_Task description_. Reply with one number only, the count of lines holding the string "цветов".

_Records for this exercise_.
__________________________________________________
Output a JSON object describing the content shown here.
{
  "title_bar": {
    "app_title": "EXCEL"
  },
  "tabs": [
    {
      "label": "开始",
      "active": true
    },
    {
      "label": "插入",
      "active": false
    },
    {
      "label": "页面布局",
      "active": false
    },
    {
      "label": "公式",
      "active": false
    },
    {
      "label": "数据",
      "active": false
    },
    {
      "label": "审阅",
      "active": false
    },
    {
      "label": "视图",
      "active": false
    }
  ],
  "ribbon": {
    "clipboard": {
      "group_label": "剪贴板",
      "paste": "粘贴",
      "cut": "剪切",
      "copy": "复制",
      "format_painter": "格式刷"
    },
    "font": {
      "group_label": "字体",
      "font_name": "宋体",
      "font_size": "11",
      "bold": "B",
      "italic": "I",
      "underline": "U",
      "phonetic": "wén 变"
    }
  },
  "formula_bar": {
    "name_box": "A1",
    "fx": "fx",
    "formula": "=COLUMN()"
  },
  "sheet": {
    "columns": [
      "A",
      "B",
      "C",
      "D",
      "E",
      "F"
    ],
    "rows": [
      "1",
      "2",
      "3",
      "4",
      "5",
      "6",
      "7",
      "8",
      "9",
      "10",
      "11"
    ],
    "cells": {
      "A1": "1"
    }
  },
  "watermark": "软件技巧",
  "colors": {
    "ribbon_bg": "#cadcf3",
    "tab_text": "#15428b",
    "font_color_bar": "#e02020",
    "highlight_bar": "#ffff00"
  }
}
__________________________________________________
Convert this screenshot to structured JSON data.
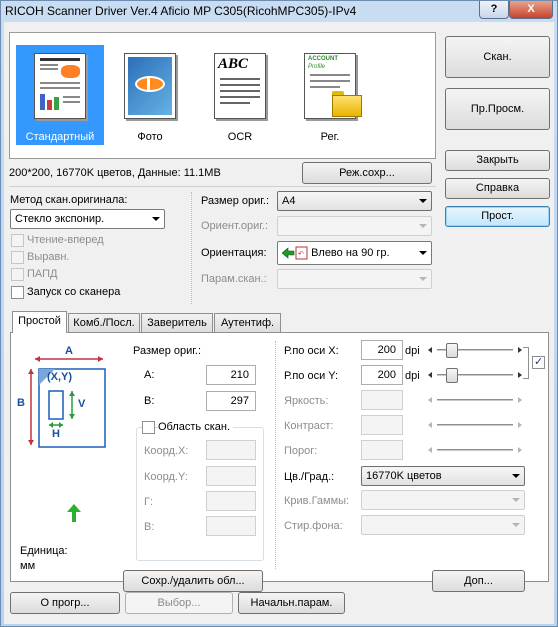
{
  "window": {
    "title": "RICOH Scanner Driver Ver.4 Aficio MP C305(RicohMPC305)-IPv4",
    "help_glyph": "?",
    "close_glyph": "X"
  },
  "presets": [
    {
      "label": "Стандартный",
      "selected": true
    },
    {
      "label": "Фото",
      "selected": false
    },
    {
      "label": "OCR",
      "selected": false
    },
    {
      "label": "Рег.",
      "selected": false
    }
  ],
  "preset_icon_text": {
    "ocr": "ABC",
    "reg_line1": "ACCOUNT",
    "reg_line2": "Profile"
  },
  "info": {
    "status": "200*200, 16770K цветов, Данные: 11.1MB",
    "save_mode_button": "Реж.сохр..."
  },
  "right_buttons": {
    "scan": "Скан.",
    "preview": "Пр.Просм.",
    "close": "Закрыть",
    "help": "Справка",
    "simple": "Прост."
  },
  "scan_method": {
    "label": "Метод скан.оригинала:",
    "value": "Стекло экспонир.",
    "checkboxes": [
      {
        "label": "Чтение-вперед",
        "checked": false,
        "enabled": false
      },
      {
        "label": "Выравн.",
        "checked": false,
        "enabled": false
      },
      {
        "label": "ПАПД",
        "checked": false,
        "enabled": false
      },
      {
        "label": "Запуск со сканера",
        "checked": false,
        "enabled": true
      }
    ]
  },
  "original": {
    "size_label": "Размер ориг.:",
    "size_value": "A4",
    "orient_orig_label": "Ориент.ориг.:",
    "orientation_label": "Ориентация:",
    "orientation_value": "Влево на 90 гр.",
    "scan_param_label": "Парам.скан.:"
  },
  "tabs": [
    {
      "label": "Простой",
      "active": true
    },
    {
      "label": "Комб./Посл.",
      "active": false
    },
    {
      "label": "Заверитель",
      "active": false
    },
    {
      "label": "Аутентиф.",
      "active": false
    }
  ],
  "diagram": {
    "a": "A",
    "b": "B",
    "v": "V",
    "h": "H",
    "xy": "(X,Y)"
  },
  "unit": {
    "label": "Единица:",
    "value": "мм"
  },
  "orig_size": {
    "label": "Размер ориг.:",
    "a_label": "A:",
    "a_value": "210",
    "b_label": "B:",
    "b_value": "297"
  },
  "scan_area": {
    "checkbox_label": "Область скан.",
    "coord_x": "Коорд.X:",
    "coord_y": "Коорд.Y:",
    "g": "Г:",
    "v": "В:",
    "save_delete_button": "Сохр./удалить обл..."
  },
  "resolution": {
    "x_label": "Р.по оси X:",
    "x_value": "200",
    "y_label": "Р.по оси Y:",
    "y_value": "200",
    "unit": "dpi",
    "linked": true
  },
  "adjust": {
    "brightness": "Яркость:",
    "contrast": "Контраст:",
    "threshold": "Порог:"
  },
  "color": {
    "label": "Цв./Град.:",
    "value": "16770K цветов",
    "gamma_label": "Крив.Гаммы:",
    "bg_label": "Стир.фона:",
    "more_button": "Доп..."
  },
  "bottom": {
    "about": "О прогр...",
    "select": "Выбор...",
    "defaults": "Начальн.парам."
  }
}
__________________________________________________
_Output of the task_. 2